# Start of SUPPLIED DATA

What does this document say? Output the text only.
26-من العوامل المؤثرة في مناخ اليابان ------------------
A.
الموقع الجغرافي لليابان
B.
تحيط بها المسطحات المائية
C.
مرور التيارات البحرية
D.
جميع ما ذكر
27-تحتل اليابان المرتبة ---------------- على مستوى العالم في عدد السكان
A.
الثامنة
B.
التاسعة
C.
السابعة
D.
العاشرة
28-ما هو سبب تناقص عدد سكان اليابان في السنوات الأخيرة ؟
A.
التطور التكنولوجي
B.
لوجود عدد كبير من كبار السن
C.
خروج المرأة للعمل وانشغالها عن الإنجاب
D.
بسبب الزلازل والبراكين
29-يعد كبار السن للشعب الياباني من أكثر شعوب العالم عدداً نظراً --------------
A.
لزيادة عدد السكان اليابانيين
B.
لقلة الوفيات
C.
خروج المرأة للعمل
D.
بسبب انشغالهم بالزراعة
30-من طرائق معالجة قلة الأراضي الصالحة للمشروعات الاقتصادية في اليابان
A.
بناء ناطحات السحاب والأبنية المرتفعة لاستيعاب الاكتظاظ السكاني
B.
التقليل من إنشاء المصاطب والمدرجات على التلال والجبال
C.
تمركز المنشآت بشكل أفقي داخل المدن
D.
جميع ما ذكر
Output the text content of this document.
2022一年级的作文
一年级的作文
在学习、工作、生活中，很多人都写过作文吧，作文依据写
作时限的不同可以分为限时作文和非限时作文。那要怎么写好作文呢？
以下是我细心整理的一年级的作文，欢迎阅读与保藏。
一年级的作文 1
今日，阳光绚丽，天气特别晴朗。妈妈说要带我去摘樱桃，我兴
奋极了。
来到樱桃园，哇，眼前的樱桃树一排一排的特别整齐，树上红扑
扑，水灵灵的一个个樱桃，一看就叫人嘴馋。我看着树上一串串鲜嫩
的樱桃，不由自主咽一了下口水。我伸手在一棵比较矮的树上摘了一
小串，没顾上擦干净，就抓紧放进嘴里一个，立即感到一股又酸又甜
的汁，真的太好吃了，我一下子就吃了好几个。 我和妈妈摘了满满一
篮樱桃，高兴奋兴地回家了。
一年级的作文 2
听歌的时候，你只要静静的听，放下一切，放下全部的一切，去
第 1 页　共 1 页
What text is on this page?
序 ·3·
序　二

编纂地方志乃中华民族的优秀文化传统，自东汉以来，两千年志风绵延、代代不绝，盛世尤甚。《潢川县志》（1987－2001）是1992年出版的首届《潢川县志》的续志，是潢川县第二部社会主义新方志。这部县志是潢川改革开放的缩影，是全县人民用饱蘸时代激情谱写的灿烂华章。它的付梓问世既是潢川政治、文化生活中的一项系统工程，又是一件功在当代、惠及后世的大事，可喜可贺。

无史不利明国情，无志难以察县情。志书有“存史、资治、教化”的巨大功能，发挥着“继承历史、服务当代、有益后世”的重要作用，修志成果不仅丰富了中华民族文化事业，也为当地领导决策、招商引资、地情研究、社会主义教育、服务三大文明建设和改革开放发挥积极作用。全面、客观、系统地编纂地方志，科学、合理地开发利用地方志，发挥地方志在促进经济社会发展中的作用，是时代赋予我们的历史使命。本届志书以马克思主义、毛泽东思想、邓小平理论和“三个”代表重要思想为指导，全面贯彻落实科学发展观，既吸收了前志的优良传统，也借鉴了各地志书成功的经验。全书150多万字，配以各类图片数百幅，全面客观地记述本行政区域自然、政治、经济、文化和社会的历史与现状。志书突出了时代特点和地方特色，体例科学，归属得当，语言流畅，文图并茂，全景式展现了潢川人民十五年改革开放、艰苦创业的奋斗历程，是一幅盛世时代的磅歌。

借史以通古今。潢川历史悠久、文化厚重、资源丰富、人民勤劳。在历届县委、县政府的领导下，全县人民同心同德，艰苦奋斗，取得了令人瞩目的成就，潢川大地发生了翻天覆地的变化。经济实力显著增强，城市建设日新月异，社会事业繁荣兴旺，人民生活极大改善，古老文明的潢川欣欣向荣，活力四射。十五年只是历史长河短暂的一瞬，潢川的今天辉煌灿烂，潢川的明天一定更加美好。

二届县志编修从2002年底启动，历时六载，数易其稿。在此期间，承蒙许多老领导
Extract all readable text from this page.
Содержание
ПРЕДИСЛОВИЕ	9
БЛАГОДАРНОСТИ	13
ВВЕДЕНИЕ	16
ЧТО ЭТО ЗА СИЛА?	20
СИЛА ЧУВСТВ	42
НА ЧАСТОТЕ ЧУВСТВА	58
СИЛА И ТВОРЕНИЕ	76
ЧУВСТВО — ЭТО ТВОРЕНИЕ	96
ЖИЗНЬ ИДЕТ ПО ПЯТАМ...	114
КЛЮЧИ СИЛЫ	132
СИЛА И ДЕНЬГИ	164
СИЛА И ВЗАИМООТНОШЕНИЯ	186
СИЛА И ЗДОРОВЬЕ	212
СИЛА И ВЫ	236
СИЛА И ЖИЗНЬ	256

# End of SUPPLIED DATA

● **WHAT YOU ARE ASKED TO DO**:
Go through the data and return every record exactly.

● **OUTPUT OF THE EXERCISE**:
What does this document say? Output the text only.
26-من العوامل المؤثرة في مناخ اليابان ------------------
A.
الموقع الجغرافي لليابان
B.
تحيط بها المسطحات المائية
C.
مرور التيارات البحرية
D.
جميع ما ذكر
27-تحتل اليابان المرتبة ---------------- على مستوى العالم في عدد السكان
A.
الثامنة
B.
التاسعة
C.
السابعة
D.
العاشرة
28-ما هو سبب تناقص عدد سكان اليابان في السنوات الأخيرة ؟
A.
التطور التكنولوجي
B.
لوجود عدد كبير من كبار السن
C.
خروج المرأة للعمل وانشغالها عن الإنجاب
D.
بسبب الزلازل والبراكين
29-يعد كبار السن للشعب الياباني من أكثر شعوب العالم عدداً نظراً --------------
A.
لزيادة عدد السكان اليابانيين
B.
لقلة الوفيات
C.
خروج المرأة للعمل
D.
بسبب انشغالهم بالزراعة
30-من طرائق معالجة قلة الأراضي الصالحة للمشروعات الاقتصادية في اليابان
A.
بناء ناطحات السحاب والأبنية المرتفعة لاستيعاب الاكتظاظ السكاني
B.
التقليل من إنشاء المصاطب والمدرجات على التلال والجبال
C.
تمركز المنشآت بشكل أفقي داخل المدن
D.
جميع ما ذكر
Output the text content of this document.
2022一年级的作文
一年级的作文
在学习、工作、生活中，很多人都写过作文吧，作文依据写
作时限的不同可以分为限时作文和非限时作文。那要怎么写好作文呢？
以下是我细心整理的一年级的作文，欢迎阅读与保藏。
一年级的作文 1
今日，阳光绚丽，天气特别晴朗。妈妈说要带我去摘樱桃，我兴
奋极了。
来到樱桃园，哇，眼前的樱桃树一排一排的特别整齐，树上红扑
扑，水灵灵的一个个樱桃，一看就叫人嘴馋。我看着树上一串串鲜嫩
的樱桃，不由自主咽一了下口水。我伸手在一棵比较矮的树上摘了一
小串，没顾上擦干净，就抓紧放进嘴里一个，立即感到一股又酸又甜
的汁，真的太好吃了，我一下子就吃了好几个。 我和妈妈摘了满满一
篮樱桃，高兴奋兴地回家了。
一年级的作文 2
听歌的时候，你只要静静的听，放下一切，放下全部的一切，去
第 1 页　共 1 页
What text is on this page?
序 ·3·
序　二

编纂地方志乃中华民族的优秀文化传统，自东汉以来，两千年志风绵延、代代不绝，盛世尤甚。《潢川县志》（1987－2001）是1992年出版的首届《潢川县志》的续志，是潢川县第二部社会主义新方志。这部县志是潢川改革开放的缩影，是全县人民用饱蘸时代激情谱写的灿烂华章。它的付梓问世既是潢川政治、文化生活中的一项系统工程，又是一件功在当代、惠及后世的大事，可喜可贺。

无史不利明国情，无志难以察县情。志书有“存史、资治、教化”的巨大功能，发挥着“继承历史、服务当代、有益后世”的重要作用，修志成果不仅丰富了中华民族文化事业，也为当地领导决策、招商引资、地情研究、社会主义教育、服务三大文明建设和改革开放发挥积极作用。全面、客观、系统地编纂地方志，科学、合理地开发利用地方志，发挥地方志在促进经济社会发展中的作用，是时代赋予我们的历史使命。本届志书以马克思主义、毛泽东思想、邓小平理论和“三个”代表重要思想为指导，全面贯彻落实科学发展观，既吸收了前志的优良传统，也借鉴了各地志书成功的经验。全书150多万字，配以各类图片数百幅，全面客观地记述本行政区域自然、政治、经济、文化和社会的历史与现状。志书突出了时代特点和地方特色，体例科学，归属得当，语言流畅，文图并茂，全景式展现了潢川人民十五年改革开放、艰苦创业的奋斗历程，是一幅盛世时代的磅歌。

借史以通古今。潢川历史悠久、文化厚重、资源丰富、人民勤劳。在历届县委、县政府的领导下，全县人民同心同德，艰苦奋斗，取得了令人瞩目的成就，潢川大地发生了翻天覆地的变化。经济实力显著增强，城市建设日新月异，社会事业繁荣兴旺，人民生活极大改善，古老文明的潢川欣欣向荣，活力四射。十五年只是历史长河短暂的一瞬，潢川的今天辉煌灿烂，潢川的明天一定更加美好。

二届县志编修从2002年底启动，历时六载，数易其稿。在此期间，承蒙许多老领导
Extract all readable text from this page.
Содержание
ПРЕДИСЛОВИЕ	9
БЛАГОДАРНОСТИ	13
ВВЕДЕНИЕ	16
ЧТО ЭТО ЗА СИЛА?	20
СИЛА ЧУВСТВ	42
НА ЧАСТОТЕ ЧУВСТВА	58
СИЛА И ТВОРЕНИЕ	76
ЧУВСТВО — ЭТО ТВОРЕНИЕ	96
ЖИЗНЬ ИДЕТ ПО ПЯТАМ...	114
КЛЮЧИ СИЛЫ	132
СИЛА И ДЕНЬГИ	164
СИЛА И ВЗАИМООТНОШЕНИЯ	186
СИЛА И ЗДОРОВЬЕ	212
СИЛА И ВЫ	236
СИЛА И ЖИЗНЬ	256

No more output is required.